Given request: Give the number of lines in the data that hold the string "クラウドサービス". Nothing else is needed.

— START —

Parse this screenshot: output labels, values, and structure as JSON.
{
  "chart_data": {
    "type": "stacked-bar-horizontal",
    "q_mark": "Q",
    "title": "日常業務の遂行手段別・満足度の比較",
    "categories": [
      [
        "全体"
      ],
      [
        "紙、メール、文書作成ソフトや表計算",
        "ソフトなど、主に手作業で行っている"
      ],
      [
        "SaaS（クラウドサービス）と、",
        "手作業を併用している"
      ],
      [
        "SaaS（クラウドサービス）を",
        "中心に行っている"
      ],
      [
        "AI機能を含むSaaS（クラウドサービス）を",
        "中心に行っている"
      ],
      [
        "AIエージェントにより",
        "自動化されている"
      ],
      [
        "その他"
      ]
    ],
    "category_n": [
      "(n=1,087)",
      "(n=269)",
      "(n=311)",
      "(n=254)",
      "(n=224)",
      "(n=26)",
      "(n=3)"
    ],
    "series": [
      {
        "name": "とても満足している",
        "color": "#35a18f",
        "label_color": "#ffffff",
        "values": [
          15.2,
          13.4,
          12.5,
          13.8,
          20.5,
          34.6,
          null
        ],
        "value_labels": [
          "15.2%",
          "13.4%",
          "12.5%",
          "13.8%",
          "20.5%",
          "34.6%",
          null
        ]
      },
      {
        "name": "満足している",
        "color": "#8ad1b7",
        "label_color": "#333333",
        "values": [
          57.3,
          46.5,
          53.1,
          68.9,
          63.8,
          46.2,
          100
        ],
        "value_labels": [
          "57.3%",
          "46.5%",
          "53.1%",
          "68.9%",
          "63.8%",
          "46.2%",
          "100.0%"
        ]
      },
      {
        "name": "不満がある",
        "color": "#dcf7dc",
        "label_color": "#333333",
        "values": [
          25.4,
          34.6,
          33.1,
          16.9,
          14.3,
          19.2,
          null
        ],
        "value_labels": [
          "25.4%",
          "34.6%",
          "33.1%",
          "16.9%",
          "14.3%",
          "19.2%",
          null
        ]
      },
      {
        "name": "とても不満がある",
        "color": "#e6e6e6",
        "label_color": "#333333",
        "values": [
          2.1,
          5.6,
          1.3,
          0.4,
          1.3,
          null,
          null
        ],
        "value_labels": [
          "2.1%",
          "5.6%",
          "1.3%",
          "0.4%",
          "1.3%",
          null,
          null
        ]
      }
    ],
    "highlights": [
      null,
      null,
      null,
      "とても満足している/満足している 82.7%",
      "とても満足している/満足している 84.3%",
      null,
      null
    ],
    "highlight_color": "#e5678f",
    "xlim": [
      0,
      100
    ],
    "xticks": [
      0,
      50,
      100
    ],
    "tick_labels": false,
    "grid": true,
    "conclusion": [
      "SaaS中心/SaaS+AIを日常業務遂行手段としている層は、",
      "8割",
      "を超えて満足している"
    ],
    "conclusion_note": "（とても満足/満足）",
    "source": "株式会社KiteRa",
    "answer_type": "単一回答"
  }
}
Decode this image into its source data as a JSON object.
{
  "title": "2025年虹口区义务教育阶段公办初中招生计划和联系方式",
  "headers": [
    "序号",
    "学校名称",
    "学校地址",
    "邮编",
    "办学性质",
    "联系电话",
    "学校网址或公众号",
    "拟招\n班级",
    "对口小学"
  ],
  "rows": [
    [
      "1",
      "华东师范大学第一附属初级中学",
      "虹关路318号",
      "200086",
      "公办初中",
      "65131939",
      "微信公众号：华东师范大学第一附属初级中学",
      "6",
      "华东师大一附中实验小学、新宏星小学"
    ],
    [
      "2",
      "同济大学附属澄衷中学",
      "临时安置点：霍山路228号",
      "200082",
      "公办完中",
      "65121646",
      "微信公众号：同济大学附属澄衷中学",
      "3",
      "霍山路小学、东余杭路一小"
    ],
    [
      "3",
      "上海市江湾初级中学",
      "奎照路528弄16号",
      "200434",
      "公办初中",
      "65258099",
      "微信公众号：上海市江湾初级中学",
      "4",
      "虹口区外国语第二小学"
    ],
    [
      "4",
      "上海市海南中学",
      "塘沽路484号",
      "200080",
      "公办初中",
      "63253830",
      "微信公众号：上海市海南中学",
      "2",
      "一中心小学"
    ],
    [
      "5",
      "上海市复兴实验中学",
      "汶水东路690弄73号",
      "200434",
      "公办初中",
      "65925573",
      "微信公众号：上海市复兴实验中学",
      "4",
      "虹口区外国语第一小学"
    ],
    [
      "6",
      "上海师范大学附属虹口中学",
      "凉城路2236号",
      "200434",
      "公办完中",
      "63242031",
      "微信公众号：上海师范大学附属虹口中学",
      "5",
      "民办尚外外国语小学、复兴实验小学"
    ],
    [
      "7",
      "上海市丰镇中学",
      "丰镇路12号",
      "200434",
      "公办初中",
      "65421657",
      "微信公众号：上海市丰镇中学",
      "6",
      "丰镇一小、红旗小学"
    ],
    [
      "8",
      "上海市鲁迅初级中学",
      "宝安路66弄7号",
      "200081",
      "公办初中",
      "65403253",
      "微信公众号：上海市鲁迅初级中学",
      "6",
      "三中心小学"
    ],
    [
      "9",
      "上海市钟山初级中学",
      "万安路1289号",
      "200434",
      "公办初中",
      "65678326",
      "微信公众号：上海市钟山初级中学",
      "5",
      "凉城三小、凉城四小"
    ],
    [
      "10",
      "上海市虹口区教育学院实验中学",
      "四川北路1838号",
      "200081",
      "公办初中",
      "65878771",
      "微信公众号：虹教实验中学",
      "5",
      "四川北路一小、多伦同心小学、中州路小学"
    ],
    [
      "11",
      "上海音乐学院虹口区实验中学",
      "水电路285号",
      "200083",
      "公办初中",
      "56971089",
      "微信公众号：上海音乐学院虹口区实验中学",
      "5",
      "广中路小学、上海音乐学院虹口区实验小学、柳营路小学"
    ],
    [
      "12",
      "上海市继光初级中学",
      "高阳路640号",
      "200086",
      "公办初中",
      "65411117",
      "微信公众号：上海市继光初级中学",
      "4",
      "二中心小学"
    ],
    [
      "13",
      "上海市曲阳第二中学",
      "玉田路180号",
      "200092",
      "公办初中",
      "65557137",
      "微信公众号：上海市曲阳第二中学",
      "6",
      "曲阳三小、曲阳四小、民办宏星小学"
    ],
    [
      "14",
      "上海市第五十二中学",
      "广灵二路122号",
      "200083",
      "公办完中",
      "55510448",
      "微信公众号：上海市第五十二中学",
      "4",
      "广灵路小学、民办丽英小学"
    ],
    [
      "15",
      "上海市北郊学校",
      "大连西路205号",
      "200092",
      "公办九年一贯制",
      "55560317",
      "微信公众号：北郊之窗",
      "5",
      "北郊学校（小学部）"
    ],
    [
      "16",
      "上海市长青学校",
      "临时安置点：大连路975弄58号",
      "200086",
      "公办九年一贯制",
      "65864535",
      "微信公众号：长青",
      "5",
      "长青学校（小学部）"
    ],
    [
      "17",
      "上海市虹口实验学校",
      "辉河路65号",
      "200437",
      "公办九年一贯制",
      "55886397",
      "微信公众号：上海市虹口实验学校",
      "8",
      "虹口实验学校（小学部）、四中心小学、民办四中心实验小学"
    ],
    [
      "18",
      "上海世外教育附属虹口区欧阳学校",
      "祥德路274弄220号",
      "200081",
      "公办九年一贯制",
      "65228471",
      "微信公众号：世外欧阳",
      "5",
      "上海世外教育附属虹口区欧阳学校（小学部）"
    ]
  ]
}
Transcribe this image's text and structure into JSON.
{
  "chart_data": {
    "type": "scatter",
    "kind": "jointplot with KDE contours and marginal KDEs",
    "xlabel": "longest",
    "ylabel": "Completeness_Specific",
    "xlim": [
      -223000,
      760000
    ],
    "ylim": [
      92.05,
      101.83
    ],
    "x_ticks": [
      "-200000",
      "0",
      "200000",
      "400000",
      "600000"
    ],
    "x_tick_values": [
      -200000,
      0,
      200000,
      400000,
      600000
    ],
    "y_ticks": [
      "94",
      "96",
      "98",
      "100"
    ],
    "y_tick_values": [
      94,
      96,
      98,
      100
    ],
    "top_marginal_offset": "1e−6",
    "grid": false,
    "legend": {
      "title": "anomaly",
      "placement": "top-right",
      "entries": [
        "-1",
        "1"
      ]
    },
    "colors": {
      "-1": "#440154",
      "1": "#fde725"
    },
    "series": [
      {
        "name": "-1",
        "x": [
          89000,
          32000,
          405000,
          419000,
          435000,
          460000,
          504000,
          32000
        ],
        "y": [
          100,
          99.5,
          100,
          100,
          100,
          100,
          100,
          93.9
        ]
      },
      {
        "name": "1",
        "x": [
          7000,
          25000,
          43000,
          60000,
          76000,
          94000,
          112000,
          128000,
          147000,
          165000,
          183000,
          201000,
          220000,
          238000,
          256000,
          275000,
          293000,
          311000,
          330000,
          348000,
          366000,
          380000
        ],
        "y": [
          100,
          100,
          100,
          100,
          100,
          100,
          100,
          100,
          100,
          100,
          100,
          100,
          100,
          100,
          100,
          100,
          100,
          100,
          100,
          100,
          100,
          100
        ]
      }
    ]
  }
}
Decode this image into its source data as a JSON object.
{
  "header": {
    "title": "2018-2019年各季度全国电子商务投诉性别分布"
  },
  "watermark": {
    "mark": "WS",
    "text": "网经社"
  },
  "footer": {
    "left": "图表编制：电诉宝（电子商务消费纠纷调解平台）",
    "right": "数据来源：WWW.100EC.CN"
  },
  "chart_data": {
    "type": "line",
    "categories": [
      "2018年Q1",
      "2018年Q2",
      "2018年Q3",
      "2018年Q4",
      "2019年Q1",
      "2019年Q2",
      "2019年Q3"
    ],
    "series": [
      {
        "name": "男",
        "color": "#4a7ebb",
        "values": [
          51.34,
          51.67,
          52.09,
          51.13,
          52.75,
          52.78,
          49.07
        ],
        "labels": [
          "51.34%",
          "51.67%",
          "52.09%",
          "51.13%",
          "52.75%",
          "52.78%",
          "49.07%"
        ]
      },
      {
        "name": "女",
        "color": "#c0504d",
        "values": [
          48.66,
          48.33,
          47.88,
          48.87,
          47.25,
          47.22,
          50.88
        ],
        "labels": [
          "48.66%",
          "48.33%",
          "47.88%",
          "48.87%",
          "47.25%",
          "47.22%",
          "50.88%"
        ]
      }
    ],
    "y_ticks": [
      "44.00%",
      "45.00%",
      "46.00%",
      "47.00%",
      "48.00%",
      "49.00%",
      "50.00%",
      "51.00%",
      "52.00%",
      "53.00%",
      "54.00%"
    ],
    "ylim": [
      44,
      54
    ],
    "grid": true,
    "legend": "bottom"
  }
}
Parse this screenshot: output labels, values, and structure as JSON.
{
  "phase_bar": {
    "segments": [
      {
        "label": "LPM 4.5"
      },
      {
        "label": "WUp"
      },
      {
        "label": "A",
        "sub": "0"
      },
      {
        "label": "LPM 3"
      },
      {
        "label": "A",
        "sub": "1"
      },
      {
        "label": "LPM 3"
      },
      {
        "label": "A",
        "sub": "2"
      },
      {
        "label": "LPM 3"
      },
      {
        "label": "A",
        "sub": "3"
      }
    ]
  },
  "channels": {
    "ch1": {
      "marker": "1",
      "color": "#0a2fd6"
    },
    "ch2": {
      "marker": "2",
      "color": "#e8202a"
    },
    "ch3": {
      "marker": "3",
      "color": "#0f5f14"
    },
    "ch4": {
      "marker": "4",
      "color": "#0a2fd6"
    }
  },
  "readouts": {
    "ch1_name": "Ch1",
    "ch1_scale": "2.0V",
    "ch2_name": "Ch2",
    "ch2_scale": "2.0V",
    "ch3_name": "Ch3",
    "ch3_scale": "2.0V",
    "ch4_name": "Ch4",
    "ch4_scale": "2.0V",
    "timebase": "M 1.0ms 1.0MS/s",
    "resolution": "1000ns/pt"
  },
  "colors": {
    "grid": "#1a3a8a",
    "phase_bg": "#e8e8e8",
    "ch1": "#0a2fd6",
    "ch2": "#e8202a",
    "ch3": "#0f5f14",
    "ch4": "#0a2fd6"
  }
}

— END —

Exercise response: 3